* Begin *

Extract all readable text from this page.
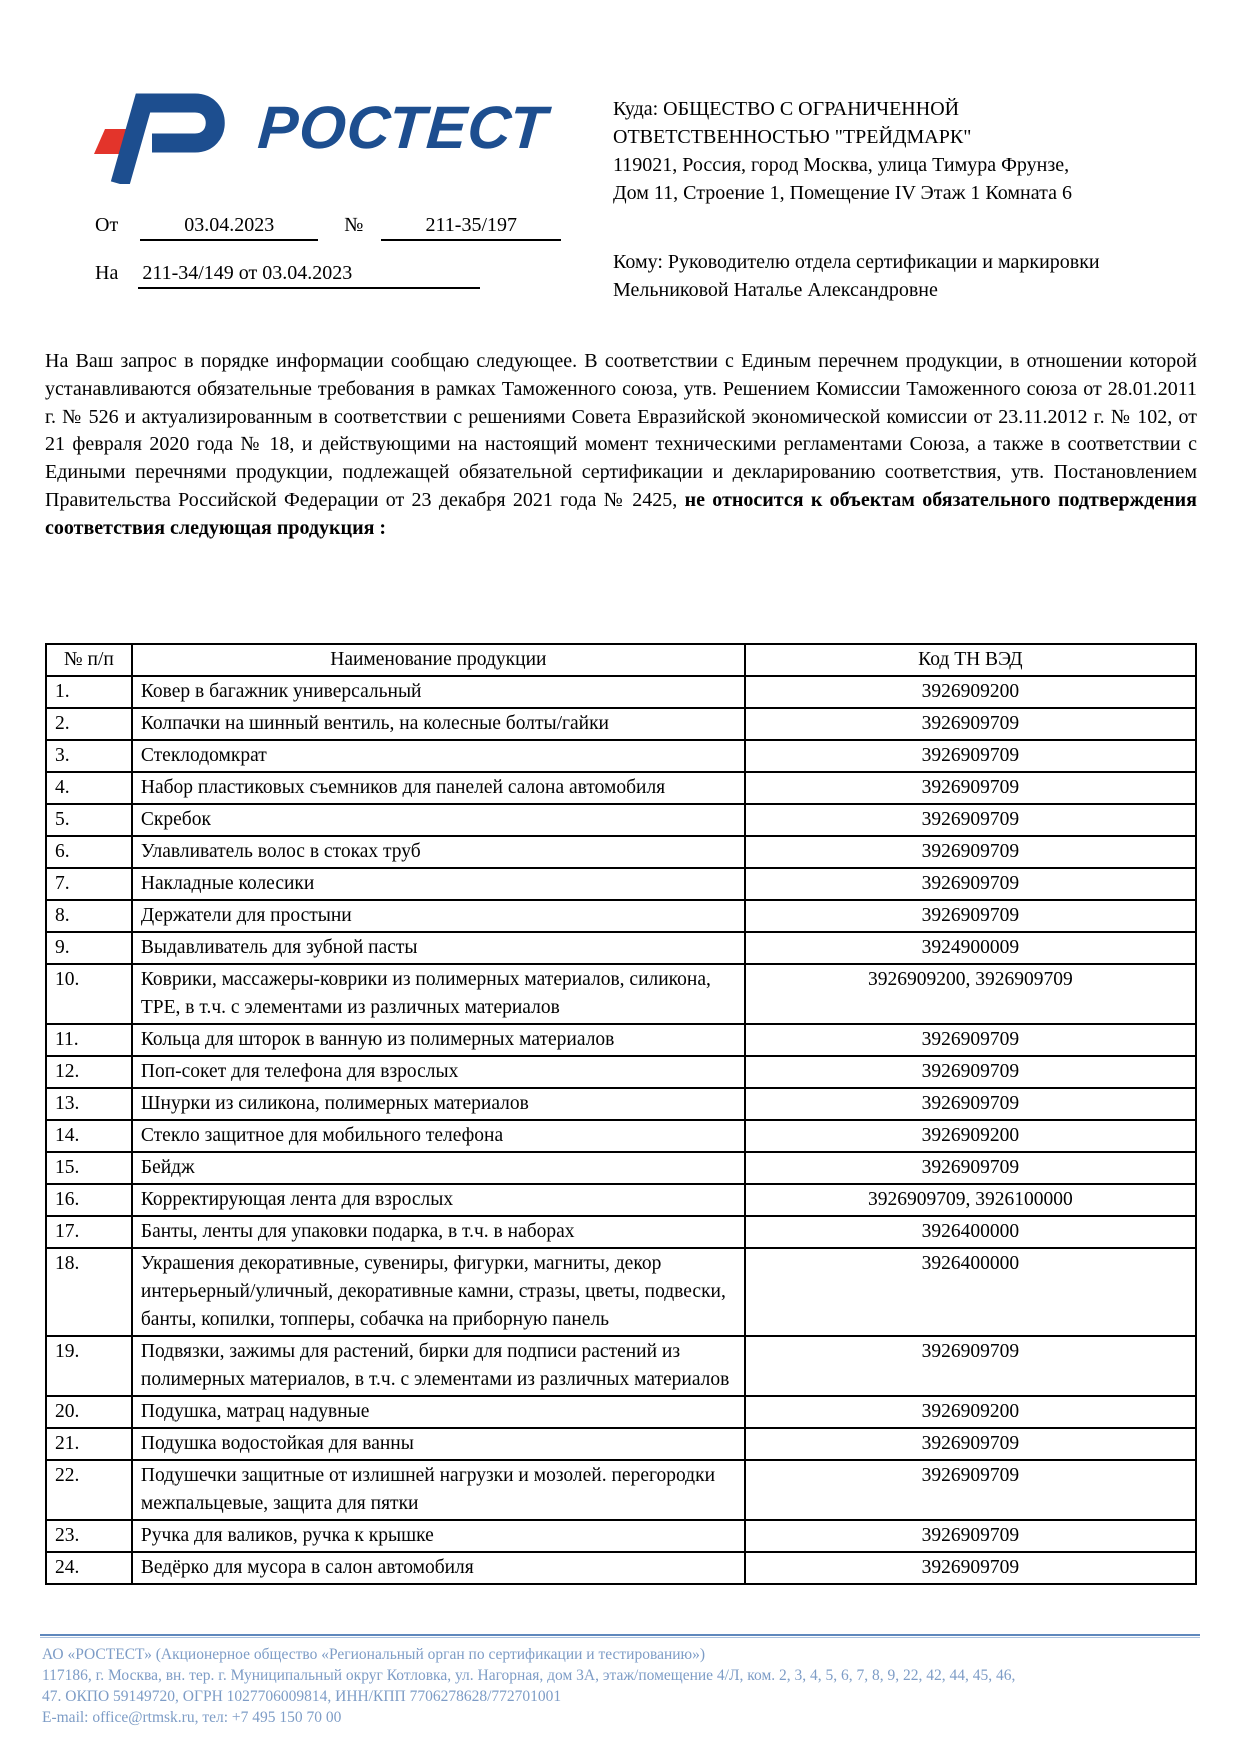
РОСТЕСТ
От	03.04.2023	№	211-35/197
На 211-34/149 от 03.04.2023
Куда: ОБЩЕСТВО С ОГРАНИЧЕННОЙ ОТВЕТСТВЕННОСТЬЮ "ТРЕЙДМАРК"
119021, Россия, город Москва, улица Тимура Фрунзе, Дом 11, Строение 1, Помещение IV Этаж 1 Комната 6
Кому: Руководителю отдела сертификации и маркировки
Мельниковой Наталье Александровне
На Ваш запрос в порядке информации сообщаю следующее. В соответствии с Единым перечнем продукции, в отношении которой устанавливаются обязательные требования в рамках Таможенного союза, утв. Решением Комиссии Таможенного союза от 28.01.2011 г. № 526 и актуализированным в соответствии с решениями Совета Евразийской экономической комиссии от 23.11.2012 г. № 102, от 21 февраля 2020 года № 18, и действующими на настоящий момент техническими регламентами Союза, а также в соответствии с Едиными перечнями продукции, подлежащей обязательной сертификации и декларированию соответствия, утв. Постановлением Правительства Российской Федерации от 23 декабря 2021 года № 2425, не относится к объектам обязательного подтверждения соответствия следующая продукция :
№ п/п	Наименование продукции	Код ТН ВЭД
1.	Ковер в багажник универсальный	3926909200
2.	Колпачки на шинный вентиль, на колесные болты/гайки	3926909709
3.	Стеклодомкрат	3926909709
4.	Набор пластиковых съемников для панелей салона автомобиля	3926909709
5.	Скребок	3926909709
6.	Улавливатель волос в стоках труб	3926909709
7.	Накладные колесики	3926909709
8.	Держатели для простыни	3926909709
9.	Выдавливатель для зубной пасты	3924900009
10.	Коврики, массажеры-коврики из полимерных материалов, силикона, TPE, в т.ч. с элементами из различных материалов	3926909200, 3926909709
11.	Кольца для шторок в ванную из полимерных материалов	3926909709
12.	Поп-сокет для телефона для взрослых	3926909709
13.	Шнурки из силикона, полимерных материалов	3926909709
14.	Стекло защитное для мобильного телефона	3926909200
15.	Бейдж	3926909709
16.	Корректирующая лента для взрослых	3926909709, 3926100000
17.	Банты, ленты для упаковки подарка, в т.ч. в наборах	3926400000
18.	Украшения декоративные, сувениры, фигурки, магниты, декор интерьерный/уличный, декоративные камни, стразы, цветы, подвески, банты, копилки, топперы, собачка на приборную панель	3926400000
19.	Подвязки, зажимы для растений, бирки для подписи растений из полимерных материалов, в т.ч. с элементами из различных материалов	3926909709
20.	Подушка, матрац надувные	3926909200
21.	Подушка водостойкая для ванны	3926909709
22.	Подушечки защитные от излишней нагрузки и мозолей. перегородки межпальцевые, защита для пятки	3926909709
23.	Ручка для валиков, ручка к крышке	3926909709
24.	Ведёрко для мусора в салон автомобиля	3926909709
АО «РОСТЕСТ» (Акционерное общество «Региональный орган по сертификации и тестированию»)
117186, г. Москва, вн. тер. г. Муниципальный округ Котловка, ул. Нагорная, дом 3А, этаж/помещение 4/Л, ком. 2, 3, 4, 5, 6, 7, 8, 9, 22, 42, 44, 45, 46,
47. ОКПО 59149720, ОГРН 1027706009814, ИНН/КПП 7706278628/772701001
E-mail: office@rtmsk.ru, тел: +7 495 150 70 00
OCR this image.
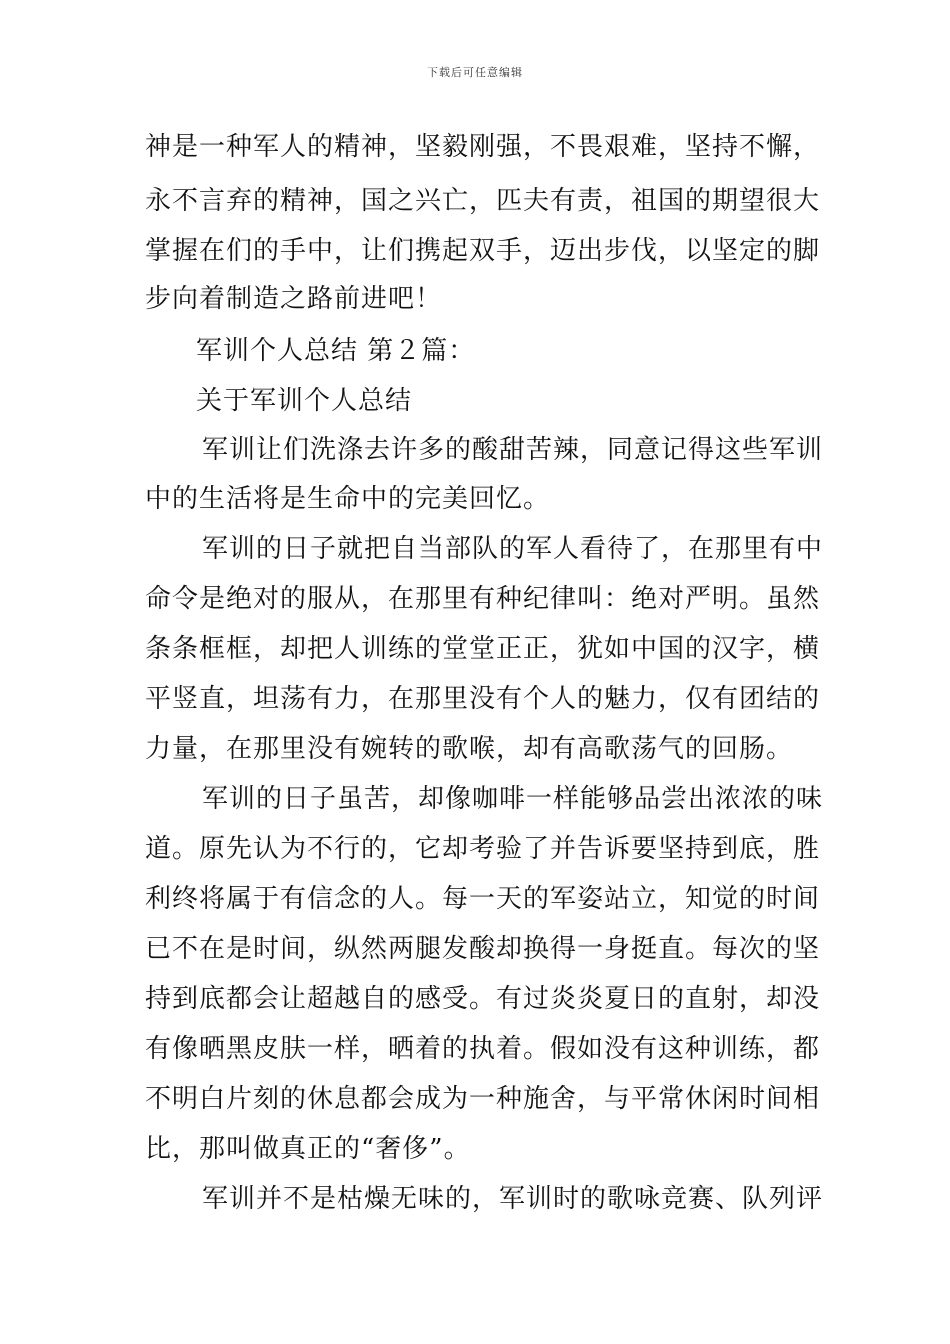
下载后可任意编辑
神是一种军人的精神，坚毅刚强，不畏艰难，坚持不懈，
永不言弃的精神，国之兴亡，匹夫有责，祖国的期望很大
掌握在们的手中，让们携起双手，迈出步伐，以坚定的脚
步向着制造之路前进吧！
军训个人总结 第２篇：
关于军训个人总结
军训让们洗涤去许多的酸甜苦辣，同意记得这些军训
中的生活将是生命中的完美回忆。
军训的日子就把自当部队的军人看待了，在那里有中
命令是绝对的服从，在那里有种纪律叫：绝对严明。虽然
条条框框，却把人训练的堂堂正正，犹如中国的汉字，横
平竖直，坦荡有力，在那里没有个人的魅力，仅有团结的
力量，在那里没有婉转的歌喉，却有高歌荡气的回肠。
军训的日子虽苦，却像咖啡一样能够品尝出浓浓的味
道。原先认为不行的，它却考验了并告诉要坚持到底，胜
利终将属于有信念的人。每一天的军姿站立，知觉的时间
已不在是时间，纵然两腿发酸却换得一身挺直。每次的坚
持到底都会让超越自的感受。有过炎炎夏日的直射，却没
有像晒黑皮肤一样，晒着的执着。假如没有这种训练，都
不明白片刻的休息都会成为一种施舍，与平常休闲时间相
比，那叫做真正的“奢侈”。
军训并不是枯燥无味的，军训时的歌咏竞赛、队列评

* End *

• What the exercise asks
Take the listing above and print it exactly, apart from the pictures.

• Task output
Extract all readable text from this page.
РОСТЕСТ
От	03.04.2023	№	211-35/197
На 211-34/149 от 03.04.2023
Куда: ОБЩЕСТВО С ОГРАНИЧЕННОЙ ОТВЕТСТВЕННОСТЬЮ "ТРЕЙДМАРК"
119021, Россия, город Москва, улица Тимура Фрунзе, Дом 11, Строение 1, Помещение IV Этаж 1 Комната 6
Кому: Руководителю отдела сертификации и маркировки
Мельниковой Наталье Александровне
На Ваш запрос в порядке информации сообщаю следующее. В соответствии с Единым перечнем продукции, в отношении которой устанавливаются обязательные требования в рамках Таможенного союза, утв. Решением Комиссии Таможенного союза от 28.01.2011 г. № 526 и актуализированным в соответствии с решениями Совета Евразийской экономической комиссии от 23.11.2012 г. № 102, от 21 февраля 2020 года № 18, и действующими на настоящий момент техническими регламентами Союза, а также в соответствии с Едиными перечнями продукции, подлежащей обязательной сертификации и декларированию соответствия, утв. Постановлением Правительства Российской Федерации от 23 декабря 2021 года № 2425, не относится к объектам обязательного подтверждения соответствия следующая продукция :
№ п/п	Наименование продукции	Код ТН ВЭД
1.	Ковер в багажник универсальный	3926909200
2.	Колпачки на шинный вентиль, на колесные болты/гайки	3926909709
3.	Стеклодомкрат	3926909709
4.	Набор пластиковых съемников для панелей салона автомобиля	3926909709
5.	Скребок	3926909709
6.	Улавливатель волос в стоках труб	3926909709
7.	Накладные колесики	3926909709
8.	Держатели для простыни	3926909709
9.	Выдавливатель для зубной пасты	3924900009
10.	Коврики, массажеры-коврики из полимерных материалов, силикона, TPE, в т.ч. с элементами из различных материалов	3926909200, 3926909709
11.	Кольца для шторок в ванную из полимерных материалов	3926909709
12.	Поп-сокет для телефона для взрослых	3926909709
13.	Шнурки из силикона, полимерных материалов	3926909709
14.	Стекло защитное для мобильного телефона	3926909200
15.	Бейдж	3926909709
16.	Корректирующая лента для взрослых	3926909709, 3926100000
17.	Банты, ленты для упаковки подарка, в т.ч. в наборах	3926400000
18.	Украшения декоративные, сувениры, фигурки, магниты, декор интерьерный/уличный, декоративные камни, стразы, цветы, подвески, банты, копилки, топперы, собачка на приборную панель	3926400000
19.	Подвязки, зажимы для растений, бирки для подписи растений из полимерных материалов, в т.ч. с элементами из различных материалов	3926909709
20.	Подушка, матрац надувные	3926909200
21.	Подушка водостойкая для ванны	3926909709
22.	Подушечки защитные от излишней нагрузки и мозолей. перегородки межпальцевые, защита для пятки	3926909709
23.	Ручка для валиков, ручка к крышке	3926909709
24.	Ведёрко для мусора в салон автомобиля	3926909709
АО «РОСТЕСТ» (Акционерное общество «Региональный орган по сертификации и тестированию»)
117186, г. Москва, вн. тер. г. Муниципальный округ Котловка, ул. Нагорная, дом 3А, этаж/помещение 4/Л, ком. 2, 3, 4, 5, 6, 7, 8, 9, 22, 42, 44, 45, 46,
47. ОКПО 59149720, ОГРН 1027706009814, ИНН/КПП 7706278628/772701001
E-mail: office@rtmsk.ru, тел: +7 495 150 70 00
OCR this image.
下载后可任意编辑
神是一种军人的精神，坚毅刚强，不畏艰难，坚持不懈，
永不言弃的精神，国之兴亡，匹夫有责，祖国的期望很大
掌握在们的手中，让们携起双手，迈出步伐，以坚定的脚
步向着制造之路前进吧！
军训个人总结 第２篇：
关于军训个人总结
军训让们洗涤去许多的酸甜苦辣，同意记得这些军训
中的生活将是生命中的完美回忆。
军训的日子就把自当部队的军人看待了，在那里有中
命令是绝对的服从，在那里有种纪律叫：绝对严明。虽然
条条框框，却把人训练的堂堂正正，犹如中国的汉字，横
平竖直，坦荡有力，在那里没有个人的魅力，仅有团结的
力量，在那里没有婉转的歌喉，却有高歌荡气的回肠。
军训的日子虽苦，却像咖啡一样能够品尝出浓浓的味
道。原先认为不行的，它却考验了并告诉要坚持到底，胜
利终将属于有信念的人。每一天的军姿站立，知觉的时间
已不在是时间，纵然两腿发酸却换得一身挺直。每次的坚
持到底都会让超越自的感受。有过炎炎夏日的直射，却没
有像晒黑皮肤一样，晒着的执着。假如没有这种训练，都
不明白片刻的休息都会成为一种施舍，与平常休闲时间相
比，那叫做真正的“奢侈”。
军训并不是枯燥无味的，军训时的歌咏竞赛、队列评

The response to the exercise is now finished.